[Collection entries]
○ ○ ○

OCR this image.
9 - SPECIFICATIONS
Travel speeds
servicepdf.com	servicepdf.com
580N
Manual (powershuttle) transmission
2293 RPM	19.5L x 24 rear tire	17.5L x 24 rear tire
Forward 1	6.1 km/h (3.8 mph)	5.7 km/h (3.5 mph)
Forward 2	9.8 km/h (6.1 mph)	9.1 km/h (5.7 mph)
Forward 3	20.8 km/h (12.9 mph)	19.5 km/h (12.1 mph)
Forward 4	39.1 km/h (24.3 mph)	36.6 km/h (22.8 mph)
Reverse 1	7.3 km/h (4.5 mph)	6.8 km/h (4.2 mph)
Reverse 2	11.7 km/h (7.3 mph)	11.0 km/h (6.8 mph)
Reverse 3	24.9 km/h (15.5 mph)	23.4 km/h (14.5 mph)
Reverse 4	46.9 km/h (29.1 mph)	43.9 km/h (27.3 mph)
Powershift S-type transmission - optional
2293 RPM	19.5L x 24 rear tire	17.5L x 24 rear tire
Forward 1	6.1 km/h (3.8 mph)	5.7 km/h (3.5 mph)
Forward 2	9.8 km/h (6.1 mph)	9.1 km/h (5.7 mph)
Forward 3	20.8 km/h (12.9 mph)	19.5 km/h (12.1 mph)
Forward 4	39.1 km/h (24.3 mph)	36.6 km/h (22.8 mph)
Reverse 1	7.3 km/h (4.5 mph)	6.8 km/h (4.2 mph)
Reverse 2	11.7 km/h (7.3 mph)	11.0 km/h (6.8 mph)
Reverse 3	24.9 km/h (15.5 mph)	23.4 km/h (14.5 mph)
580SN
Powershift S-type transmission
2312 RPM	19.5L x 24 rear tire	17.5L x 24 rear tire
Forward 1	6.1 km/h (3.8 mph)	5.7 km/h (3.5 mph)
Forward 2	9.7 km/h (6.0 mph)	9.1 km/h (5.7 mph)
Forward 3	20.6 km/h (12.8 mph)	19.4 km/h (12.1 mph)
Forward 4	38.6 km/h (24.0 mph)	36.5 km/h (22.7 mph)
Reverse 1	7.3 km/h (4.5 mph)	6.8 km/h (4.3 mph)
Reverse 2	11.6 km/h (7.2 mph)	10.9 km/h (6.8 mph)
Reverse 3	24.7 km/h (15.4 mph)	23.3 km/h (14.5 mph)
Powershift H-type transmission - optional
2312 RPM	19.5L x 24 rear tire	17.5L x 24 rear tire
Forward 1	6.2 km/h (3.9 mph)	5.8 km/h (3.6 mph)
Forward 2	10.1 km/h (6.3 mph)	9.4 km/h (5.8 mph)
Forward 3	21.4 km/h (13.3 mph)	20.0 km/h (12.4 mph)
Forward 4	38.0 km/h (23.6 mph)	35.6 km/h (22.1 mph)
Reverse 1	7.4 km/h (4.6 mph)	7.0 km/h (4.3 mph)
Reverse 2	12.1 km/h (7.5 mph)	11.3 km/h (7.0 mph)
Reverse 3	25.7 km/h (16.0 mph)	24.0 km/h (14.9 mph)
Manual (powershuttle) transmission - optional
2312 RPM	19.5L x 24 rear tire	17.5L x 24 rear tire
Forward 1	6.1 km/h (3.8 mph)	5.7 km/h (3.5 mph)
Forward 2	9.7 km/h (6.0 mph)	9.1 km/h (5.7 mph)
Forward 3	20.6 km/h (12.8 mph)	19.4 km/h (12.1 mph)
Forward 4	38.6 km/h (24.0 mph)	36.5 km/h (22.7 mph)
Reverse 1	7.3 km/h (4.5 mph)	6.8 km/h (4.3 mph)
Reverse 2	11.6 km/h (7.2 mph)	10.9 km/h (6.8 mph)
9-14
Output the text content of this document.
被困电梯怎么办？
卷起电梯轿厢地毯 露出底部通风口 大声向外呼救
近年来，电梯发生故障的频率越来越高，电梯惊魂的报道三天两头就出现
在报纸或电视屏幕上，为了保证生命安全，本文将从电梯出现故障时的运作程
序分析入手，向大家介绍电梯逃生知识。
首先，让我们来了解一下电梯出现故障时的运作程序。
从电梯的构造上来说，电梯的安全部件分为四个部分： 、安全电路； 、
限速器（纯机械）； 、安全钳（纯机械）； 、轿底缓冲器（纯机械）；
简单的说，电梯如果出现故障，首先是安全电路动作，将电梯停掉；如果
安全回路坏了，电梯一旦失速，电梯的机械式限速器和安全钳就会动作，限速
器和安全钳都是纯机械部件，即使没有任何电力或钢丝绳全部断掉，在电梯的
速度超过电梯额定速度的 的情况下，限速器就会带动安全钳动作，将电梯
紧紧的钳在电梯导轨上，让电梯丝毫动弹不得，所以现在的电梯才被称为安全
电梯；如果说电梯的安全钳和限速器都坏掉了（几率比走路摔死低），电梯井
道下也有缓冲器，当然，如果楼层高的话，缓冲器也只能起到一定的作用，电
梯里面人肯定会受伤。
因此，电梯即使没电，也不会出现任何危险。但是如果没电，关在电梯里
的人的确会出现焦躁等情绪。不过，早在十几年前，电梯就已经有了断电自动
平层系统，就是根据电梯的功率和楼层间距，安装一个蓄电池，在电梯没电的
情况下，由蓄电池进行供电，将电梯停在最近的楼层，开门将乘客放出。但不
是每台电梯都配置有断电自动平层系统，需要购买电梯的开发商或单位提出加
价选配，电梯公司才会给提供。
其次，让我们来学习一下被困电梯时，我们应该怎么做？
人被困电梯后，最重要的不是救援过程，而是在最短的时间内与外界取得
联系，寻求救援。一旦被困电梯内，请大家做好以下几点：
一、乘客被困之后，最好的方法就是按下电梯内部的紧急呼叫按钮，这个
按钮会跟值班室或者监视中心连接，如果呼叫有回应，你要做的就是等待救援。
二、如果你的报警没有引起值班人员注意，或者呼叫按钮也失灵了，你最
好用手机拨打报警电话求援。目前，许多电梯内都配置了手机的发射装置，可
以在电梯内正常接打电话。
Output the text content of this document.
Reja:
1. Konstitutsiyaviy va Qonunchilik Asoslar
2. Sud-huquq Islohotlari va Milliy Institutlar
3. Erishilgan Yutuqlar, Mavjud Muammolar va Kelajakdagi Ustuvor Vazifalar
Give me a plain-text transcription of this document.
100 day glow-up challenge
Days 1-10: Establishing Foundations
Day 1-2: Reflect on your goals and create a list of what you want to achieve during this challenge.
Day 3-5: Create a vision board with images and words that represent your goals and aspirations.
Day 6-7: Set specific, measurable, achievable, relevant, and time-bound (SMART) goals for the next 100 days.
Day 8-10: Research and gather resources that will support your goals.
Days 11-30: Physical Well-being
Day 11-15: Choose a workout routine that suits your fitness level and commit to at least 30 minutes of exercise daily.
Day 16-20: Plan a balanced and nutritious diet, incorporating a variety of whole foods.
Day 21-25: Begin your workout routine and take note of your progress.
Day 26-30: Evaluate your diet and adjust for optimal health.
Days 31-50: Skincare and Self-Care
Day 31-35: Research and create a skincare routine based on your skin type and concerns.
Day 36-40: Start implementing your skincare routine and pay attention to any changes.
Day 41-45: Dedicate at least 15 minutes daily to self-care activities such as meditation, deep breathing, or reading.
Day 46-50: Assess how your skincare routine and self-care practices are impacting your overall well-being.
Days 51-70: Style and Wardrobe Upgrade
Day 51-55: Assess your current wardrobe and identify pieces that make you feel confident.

○ ○ ○

Without leaving anything out, quote all the data.

- _Result for this exercise_
OCR this image.
9 - SPECIFICATIONS
Travel speeds
servicepdf.com	servicepdf.com
580N
Manual (powershuttle) transmission
2293 RPM	19.5L x 24 rear tire	17.5L x 24 rear tire
Forward 1	6.1 km/h (3.8 mph)	5.7 km/h (3.5 mph)
Forward 2	9.8 km/h (6.1 mph)	9.1 km/h (5.7 mph)
Forward 3	20.8 km/h (12.9 mph)	19.5 km/h (12.1 mph)
Forward 4	39.1 km/h (24.3 mph)	36.6 km/h (22.8 mph)
Reverse 1	7.3 km/h (4.5 mph)	6.8 km/h (4.2 mph)
Reverse 2	11.7 km/h (7.3 mph)	11.0 km/h (6.8 mph)
Reverse 3	24.9 km/h (15.5 mph)	23.4 km/h (14.5 mph)
Reverse 4	46.9 km/h (29.1 mph)	43.9 km/h (27.3 mph)
Powershift S-type transmission - optional
2293 RPM	19.5L x 24 rear tire	17.5L x 24 rear tire
Forward 1	6.1 km/h (3.8 mph)	5.7 km/h (3.5 mph)
Forward 2	9.8 km/h (6.1 mph)	9.1 km/h (5.7 mph)
Forward 3	20.8 km/h (12.9 mph)	19.5 km/h (12.1 mph)
Forward 4	39.1 km/h (24.3 mph)	36.6 km/h (22.8 mph)
Reverse 1	7.3 km/h (4.5 mph)	6.8 km/h (4.2 mph)
Reverse 2	11.7 km/h (7.3 mph)	11.0 km/h (6.8 mph)
Reverse 3	24.9 km/h (15.5 mph)	23.4 km/h (14.5 mph)
580SN
Powershift S-type transmission
2312 RPM	19.5L x 24 rear tire	17.5L x 24 rear tire
Forward 1	6.1 km/h (3.8 mph)	5.7 km/h (3.5 mph)
Forward 2	9.7 km/h (6.0 mph)	9.1 km/h (5.7 mph)
Forward 3	20.6 km/h (12.8 mph)	19.4 km/h (12.1 mph)
Forward 4	38.6 km/h (24.0 mph)	36.5 km/h (22.7 mph)
Reverse 1	7.3 km/h (4.5 mph)	6.8 km/h (4.3 mph)
Reverse 2	11.6 km/h (7.2 mph)	10.9 km/h (6.8 mph)
Reverse 3	24.7 km/h (15.4 mph)	23.3 km/h (14.5 mph)
Powershift H-type transmission - optional
2312 RPM	19.5L x 24 rear tire	17.5L x 24 rear tire
Forward 1	6.2 km/h (3.9 mph)	5.8 km/h (3.6 mph)
Forward 2	10.1 km/h (6.3 mph)	9.4 km/h (5.8 mph)
Forward 3	21.4 km/h (13.3 mph)	20.0 km/h (12.4 mph)
Forward 4	38.0 km/h (23.6 mph)	35.6 km/h (22.1 mph)
Reverse 1	7.4 km/h (4.6 mph)	7.0 km/h (4.3 mph)
Reverse 2	12.1 km/h (7.5 mph)	11.3 km/h (7.0 mph)
Reverse 3	25.7 km/h (16.0 mph)	24.0 km/h (14.9 mph)
Manual (powershuttle) transmission - optional
2312 RPM	19.5L x 24 rear tire	17.5L x 24 rear tire
Forward 1	6.1 km/h (3.8 mph)	5.7 km/h (3.5 mph)
Forward 2	9.7 km/h (6.0 mph)	9.1 km/h (5.7 mph)
Forward 3	20.6 km/h (12.8 mph)	19.4 km/h (12.1 mph)
Forward 4	38.6 km/h (24.0 mph)	36.5 km/h (22.7 mph)
Reverse 1	7.3 km/h (4.5 mph)	6.8 km/h (4.3 mph)
Reverse 2	11.6 km/h (7.2 mph)	10.9 km/h (6.8 mph)
9-14
Output the text content of this document.
被困电梯怎么办？
卷起电梯轿厢地毯 露出底部通风口 大声向外呼救
近年来，电梯发生故障的频率越来越高，电梯惊魂的报道三天两头就出现
在报纸或电视屏幕上，为了保证生命安全，本文将从电梯出现故障时的运作程
序分析入手，向大家介绍电梯逃生知识。
首先，让我们来了解一下电梯出现故障时的运作程序。
从电梯的构造上来说，电梯的安全部件分为四个部分： 、安全电路； 、
限速器（纯机械）； 、安全钳（纯机械）； 、轿底缓冲器（纯机械）；
简单的说，电梯如果出现故障，首先是安全电路动作，将电梯停掉；如果
安全回路坏了，电梯一旦失速，电梯的机械式限速器和安全钳就会动作，限速
器和安全钳都是纯机械部件，即使没有任何电力或钢丝绳全部断掉，在电梯的
速度超过电梯额定速度的 的情况下，限速器就会带动安全钳动作，将电梯
紧紧的钳在电梯导轨上，让电梯丝毫动弹不得，所以现在的电梯才被称为安全
电梯；如果说电梯的安全钳和限速器都坏掉了（几率比走路摔死低），电梯井
道下也有缓冲器，当然，如果楼层高的话，缓冲器也只能起到一定的作用，电
梯里面人肯定会受伤。
因此，电梯即使没电，也不会出现任何危险。但是如果没电，关在电梯里
的人的确会出现焦躁等情绪。不过，早在十几年前，电梯就已经有了断电自动
平层系统，就是根据电梯的功率和楼层间距，安装一个蓄电池，在电梯没电的
情况下，由蓄电池进行供电，将电梯停在最近的楼层，开门将乘客放出。但不
是每台电梯都配置有断电自动平层系统，需要购买电梯的开发商或单位提出加
价选配，电梯公司才会给提供。
其次，让我们来学习一下被困电梯时，我们应该怎么做？
人被困电梯后，最重要的不是救援过程，而是在最短的时间内与外界取得
联系，寻求救援。一旦被困电梯内，请大家做好以下几点：
一、乘客被困之后，最好的方法就是按下电梯内部的紧急呼叫按钮，这个
按钮会跟值班室或者监视中心连接，如果呼叫有回应，你要做的就是等待救援。
二、如果你的报警没有引起值班人员注意，或者呼叫按钮也失灵了，你最
好用手机拨打报警电话求援。目前，许多电梯内都配置了手机的发射装置，可
以在电梯内正常接打电话。
Output the text content of this document.
Reja:
1. Konstitutsiyaviy va Qonunchilik Asoslar
2. Sud-huquq Islohotlari va Milliy Institutlar
3. Erishilgan Yutuqlar, Mavjud Muammolar va Kelajakdagi Ustuvor Vazifalar
Give me a plain-text transcription of this document.
100 day glow-up challenge
Days 1-10: Establishing Foundations
Day 1-2: Reflect on your goals and create a list of what you want to achieve during this challenge.
Day 3-5: Create a vision board with images and words that represent your goals and aspirations.
Day 6-7: Set specific, measurable, achievable, relevant, and time-bound (SMART) goals for the next 100 days.
Day 8-10: Research and gather resources that will support your goals.
Days 11-30: Physical Well-being
Day 11-15: Choose a workout routine that suits your fitness level and commit to at least 30 minutes of exercise daily.
Day 16-20: Plan a balanced and nutritious diet, incorporating a variety of whole foods.
Day 21-25: Begin your workout routine and take note of your progress.
Day 26-30: Evaluate your diet and adjust for optimal health.
Days 31-50: Skincare and Self-Care
Day 31-35: Research and create a skincare routine based on your skin type and concerns.
Day 36-40: Start implementing your skincare routine and pay attention to any changes.
Day 41-45: Dedicate at least 15 minutes daily to self-care activities such as meditation, deep breathing, or reading.
Day 46-50: Assess how your skincare routine and self-care practices are impacting your overall well-being.
Days 51-70: Style and Wardrobe Upgrade
Day 51-55: Assess your current wardrobe and identify pieces that make you feel confident.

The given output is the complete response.